**WORK TASK:**
In the material below, find each line with the word "opfyldt" and list it.

***

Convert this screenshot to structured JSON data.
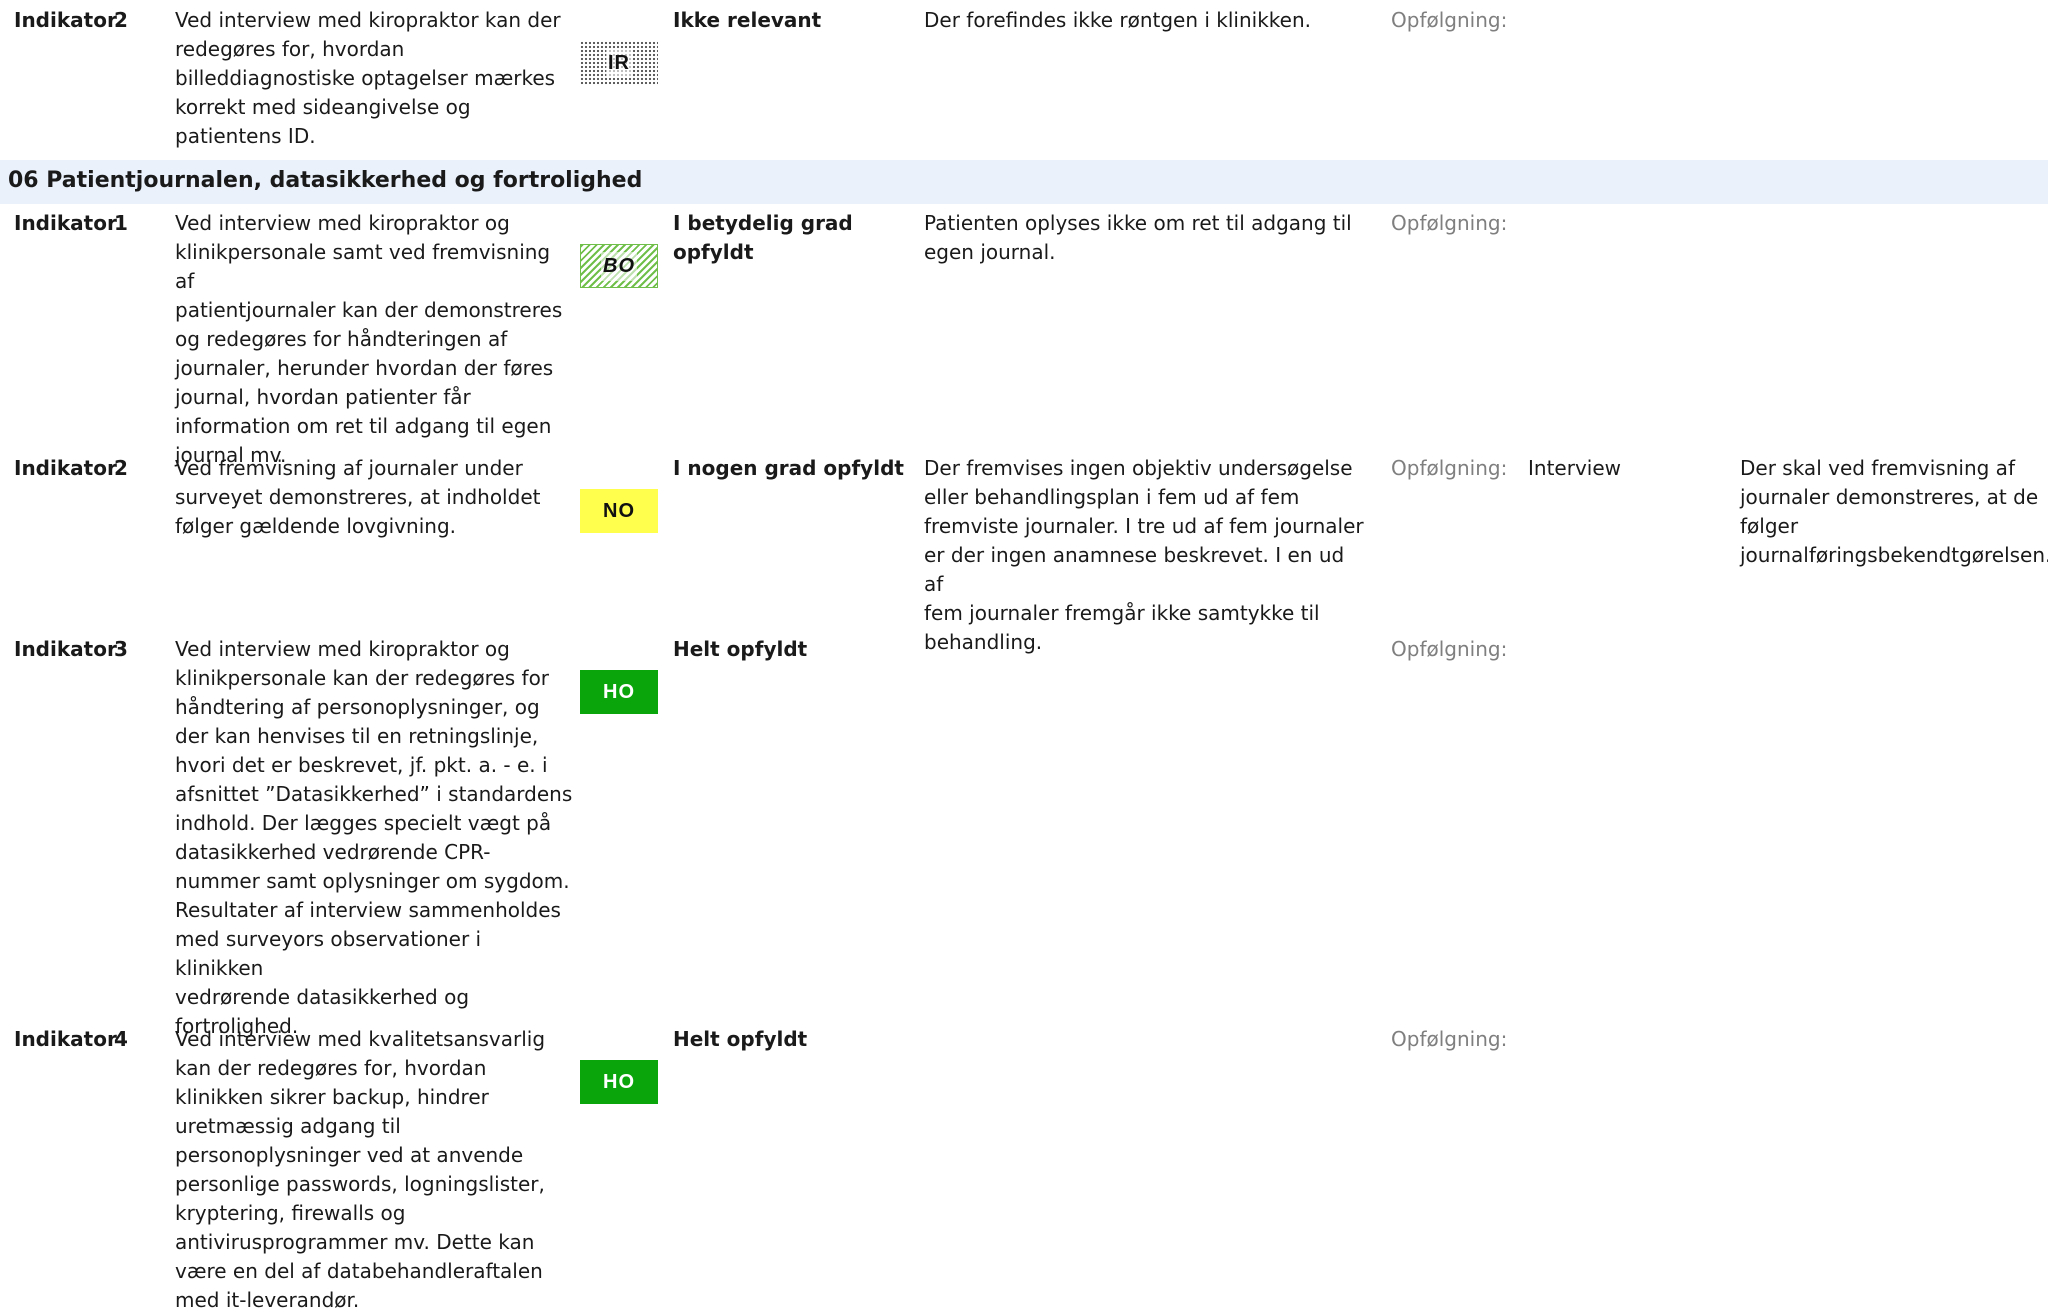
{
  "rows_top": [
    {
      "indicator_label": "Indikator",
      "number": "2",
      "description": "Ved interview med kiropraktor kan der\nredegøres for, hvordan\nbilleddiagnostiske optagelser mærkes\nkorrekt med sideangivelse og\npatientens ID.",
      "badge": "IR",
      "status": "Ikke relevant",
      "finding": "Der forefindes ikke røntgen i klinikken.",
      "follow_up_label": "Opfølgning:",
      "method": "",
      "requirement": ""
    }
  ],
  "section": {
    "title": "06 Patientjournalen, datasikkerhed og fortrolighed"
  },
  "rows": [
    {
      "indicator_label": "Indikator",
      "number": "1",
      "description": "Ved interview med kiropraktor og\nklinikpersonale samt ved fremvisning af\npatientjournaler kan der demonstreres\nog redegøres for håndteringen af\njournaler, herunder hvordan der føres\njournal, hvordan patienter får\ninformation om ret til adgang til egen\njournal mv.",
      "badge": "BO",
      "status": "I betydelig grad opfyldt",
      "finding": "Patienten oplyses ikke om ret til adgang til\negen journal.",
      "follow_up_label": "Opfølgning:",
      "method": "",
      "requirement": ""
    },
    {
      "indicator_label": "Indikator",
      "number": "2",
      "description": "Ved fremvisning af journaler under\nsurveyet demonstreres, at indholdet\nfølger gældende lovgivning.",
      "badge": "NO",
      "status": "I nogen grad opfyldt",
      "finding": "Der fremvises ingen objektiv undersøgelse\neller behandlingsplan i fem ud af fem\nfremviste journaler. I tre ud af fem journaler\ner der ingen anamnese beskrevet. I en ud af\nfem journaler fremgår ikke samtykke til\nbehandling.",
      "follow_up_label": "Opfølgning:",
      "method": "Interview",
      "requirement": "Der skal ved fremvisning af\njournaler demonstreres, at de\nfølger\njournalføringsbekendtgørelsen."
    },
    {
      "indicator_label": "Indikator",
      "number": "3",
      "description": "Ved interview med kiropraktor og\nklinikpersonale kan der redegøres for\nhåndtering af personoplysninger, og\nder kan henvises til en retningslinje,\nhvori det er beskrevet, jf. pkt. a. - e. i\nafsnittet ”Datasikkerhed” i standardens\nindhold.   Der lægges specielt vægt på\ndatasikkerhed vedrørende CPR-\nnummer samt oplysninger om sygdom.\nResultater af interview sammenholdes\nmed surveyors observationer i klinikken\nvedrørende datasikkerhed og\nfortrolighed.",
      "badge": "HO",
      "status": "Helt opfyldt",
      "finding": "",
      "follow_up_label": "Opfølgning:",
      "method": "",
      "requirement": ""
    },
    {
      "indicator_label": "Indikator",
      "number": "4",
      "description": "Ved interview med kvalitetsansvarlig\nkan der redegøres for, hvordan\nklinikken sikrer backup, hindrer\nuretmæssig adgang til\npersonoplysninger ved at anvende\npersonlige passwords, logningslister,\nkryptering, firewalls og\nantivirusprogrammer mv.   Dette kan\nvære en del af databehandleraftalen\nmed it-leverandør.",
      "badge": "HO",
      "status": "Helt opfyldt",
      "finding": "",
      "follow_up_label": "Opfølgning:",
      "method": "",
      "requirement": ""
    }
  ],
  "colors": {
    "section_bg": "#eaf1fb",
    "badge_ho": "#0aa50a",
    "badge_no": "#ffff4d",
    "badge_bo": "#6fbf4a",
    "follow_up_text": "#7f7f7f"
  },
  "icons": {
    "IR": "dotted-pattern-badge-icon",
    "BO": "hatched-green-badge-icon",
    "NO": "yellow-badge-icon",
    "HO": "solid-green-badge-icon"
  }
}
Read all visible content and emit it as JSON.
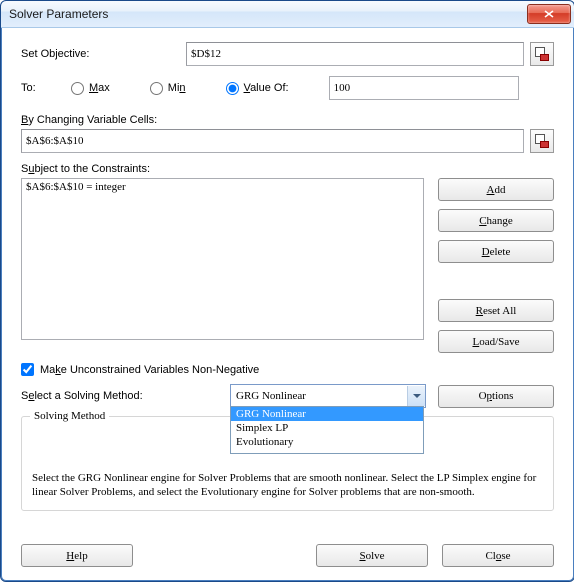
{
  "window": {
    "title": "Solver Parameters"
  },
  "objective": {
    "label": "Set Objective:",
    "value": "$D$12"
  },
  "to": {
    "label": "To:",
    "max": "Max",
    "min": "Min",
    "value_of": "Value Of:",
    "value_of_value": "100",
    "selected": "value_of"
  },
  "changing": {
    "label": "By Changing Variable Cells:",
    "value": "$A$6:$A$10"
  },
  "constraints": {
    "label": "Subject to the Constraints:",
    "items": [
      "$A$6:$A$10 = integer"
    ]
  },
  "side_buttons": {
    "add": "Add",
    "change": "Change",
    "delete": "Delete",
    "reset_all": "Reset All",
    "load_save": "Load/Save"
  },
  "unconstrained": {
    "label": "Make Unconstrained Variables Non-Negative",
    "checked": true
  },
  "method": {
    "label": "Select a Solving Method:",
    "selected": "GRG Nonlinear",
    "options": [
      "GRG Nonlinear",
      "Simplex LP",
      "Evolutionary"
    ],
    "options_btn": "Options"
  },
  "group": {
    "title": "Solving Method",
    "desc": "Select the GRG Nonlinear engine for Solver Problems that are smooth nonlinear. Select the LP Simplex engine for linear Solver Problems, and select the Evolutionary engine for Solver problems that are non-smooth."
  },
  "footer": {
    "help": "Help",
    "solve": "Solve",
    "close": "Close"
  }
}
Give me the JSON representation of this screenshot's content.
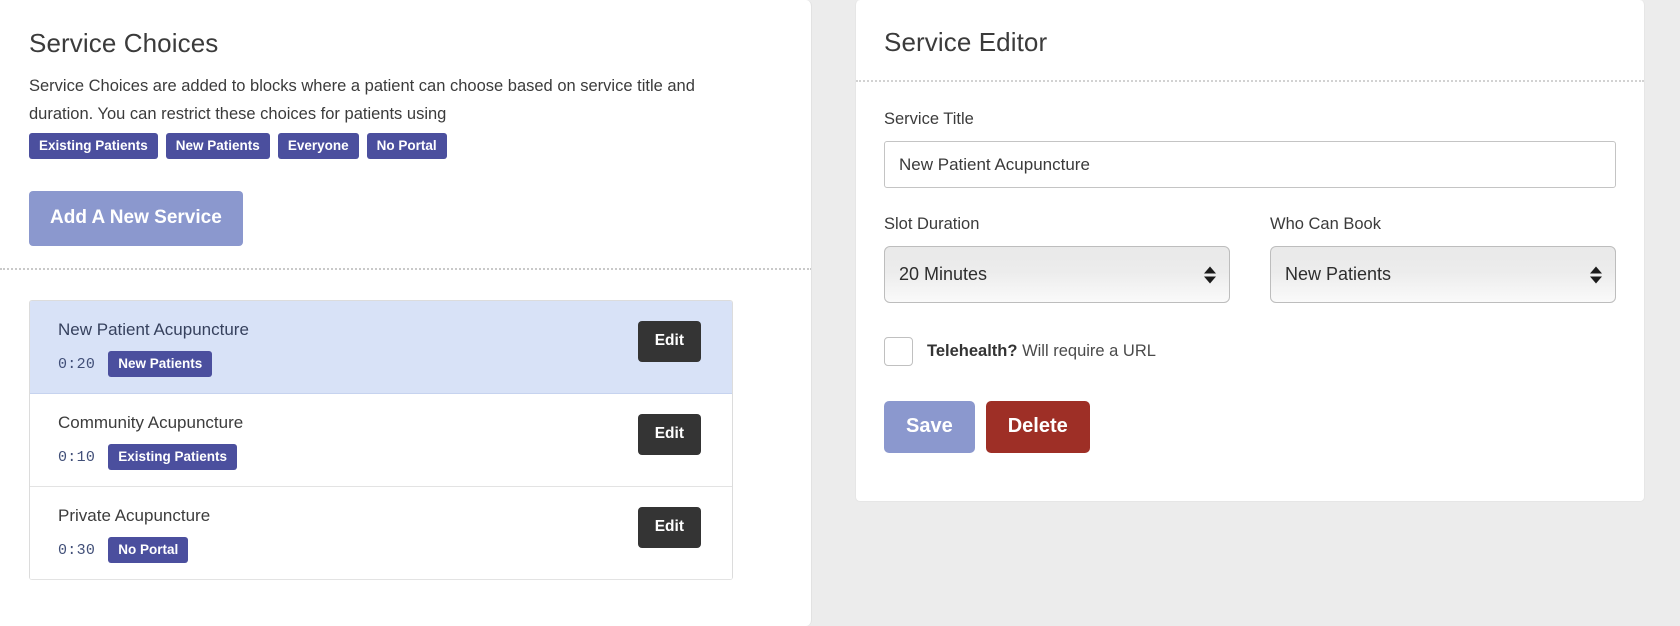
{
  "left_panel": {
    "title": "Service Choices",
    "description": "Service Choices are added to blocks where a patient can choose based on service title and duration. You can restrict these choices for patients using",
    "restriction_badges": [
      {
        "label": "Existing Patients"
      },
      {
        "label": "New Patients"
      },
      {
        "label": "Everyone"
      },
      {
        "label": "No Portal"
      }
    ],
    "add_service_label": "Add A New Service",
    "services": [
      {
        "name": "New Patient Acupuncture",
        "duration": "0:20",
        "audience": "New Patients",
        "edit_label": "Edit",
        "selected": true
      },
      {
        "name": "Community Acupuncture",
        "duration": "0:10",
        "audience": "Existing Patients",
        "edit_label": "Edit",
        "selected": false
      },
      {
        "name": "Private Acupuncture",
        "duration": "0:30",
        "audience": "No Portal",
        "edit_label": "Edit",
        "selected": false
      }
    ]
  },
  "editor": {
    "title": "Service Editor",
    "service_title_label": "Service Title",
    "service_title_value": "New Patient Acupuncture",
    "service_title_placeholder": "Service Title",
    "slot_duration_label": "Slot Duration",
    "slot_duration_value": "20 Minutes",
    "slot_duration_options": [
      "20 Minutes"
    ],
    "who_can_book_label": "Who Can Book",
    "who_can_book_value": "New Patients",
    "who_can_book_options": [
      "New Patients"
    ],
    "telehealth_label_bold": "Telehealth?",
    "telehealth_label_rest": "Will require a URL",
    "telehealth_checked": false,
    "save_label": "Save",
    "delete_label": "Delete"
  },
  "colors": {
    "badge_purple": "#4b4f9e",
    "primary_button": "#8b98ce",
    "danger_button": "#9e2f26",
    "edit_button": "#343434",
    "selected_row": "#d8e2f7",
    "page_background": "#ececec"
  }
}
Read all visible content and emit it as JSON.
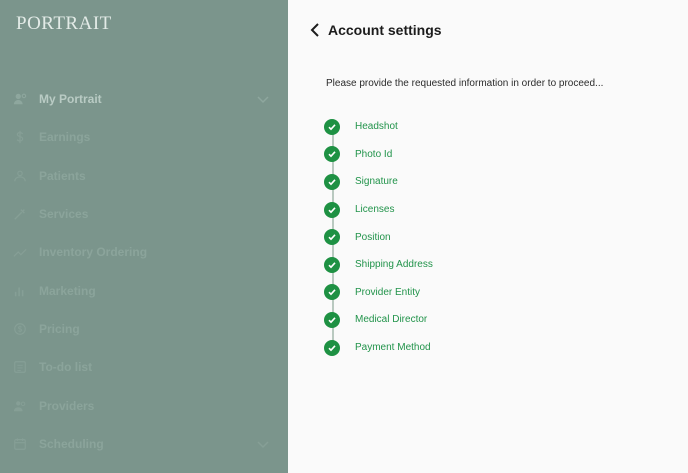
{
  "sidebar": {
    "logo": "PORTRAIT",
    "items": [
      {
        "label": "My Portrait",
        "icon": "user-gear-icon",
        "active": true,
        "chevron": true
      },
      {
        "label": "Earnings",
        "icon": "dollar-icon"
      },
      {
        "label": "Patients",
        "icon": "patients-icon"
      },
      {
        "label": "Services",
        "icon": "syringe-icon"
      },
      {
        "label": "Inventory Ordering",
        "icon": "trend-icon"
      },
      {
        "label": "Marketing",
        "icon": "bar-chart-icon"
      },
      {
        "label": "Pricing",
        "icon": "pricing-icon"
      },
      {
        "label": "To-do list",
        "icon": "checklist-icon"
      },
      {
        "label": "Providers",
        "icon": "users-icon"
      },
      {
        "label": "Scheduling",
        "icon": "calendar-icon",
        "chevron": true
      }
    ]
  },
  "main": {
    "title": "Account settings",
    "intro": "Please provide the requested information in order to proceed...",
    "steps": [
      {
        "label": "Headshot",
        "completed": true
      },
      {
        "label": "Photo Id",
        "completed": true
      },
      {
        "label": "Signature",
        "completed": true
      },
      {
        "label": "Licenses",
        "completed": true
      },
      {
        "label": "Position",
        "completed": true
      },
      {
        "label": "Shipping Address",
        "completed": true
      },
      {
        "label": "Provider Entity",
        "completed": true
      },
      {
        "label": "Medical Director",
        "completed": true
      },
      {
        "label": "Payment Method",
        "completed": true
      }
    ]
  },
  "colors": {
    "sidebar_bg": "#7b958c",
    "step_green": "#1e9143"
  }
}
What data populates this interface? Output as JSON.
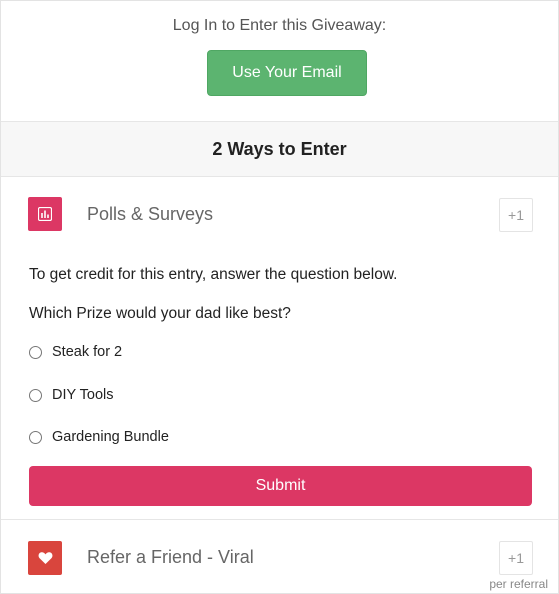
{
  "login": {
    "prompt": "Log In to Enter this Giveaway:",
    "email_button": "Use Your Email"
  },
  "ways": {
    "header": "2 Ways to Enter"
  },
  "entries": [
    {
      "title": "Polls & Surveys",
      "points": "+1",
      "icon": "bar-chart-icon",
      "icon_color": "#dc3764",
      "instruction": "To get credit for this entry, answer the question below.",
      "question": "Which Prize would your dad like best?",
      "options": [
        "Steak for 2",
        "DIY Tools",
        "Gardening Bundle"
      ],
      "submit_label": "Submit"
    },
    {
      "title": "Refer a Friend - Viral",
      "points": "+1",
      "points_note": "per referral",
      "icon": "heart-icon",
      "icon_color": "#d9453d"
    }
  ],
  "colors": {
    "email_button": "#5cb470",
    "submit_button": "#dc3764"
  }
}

***

**ANSWER FOR THE TASK:**
      "status": "I betydelig grad opfyldt",
      "status": "I nogen grad opfyldt",
      "status": "Helt opfyldt",
      "status": "Helt opfyldt",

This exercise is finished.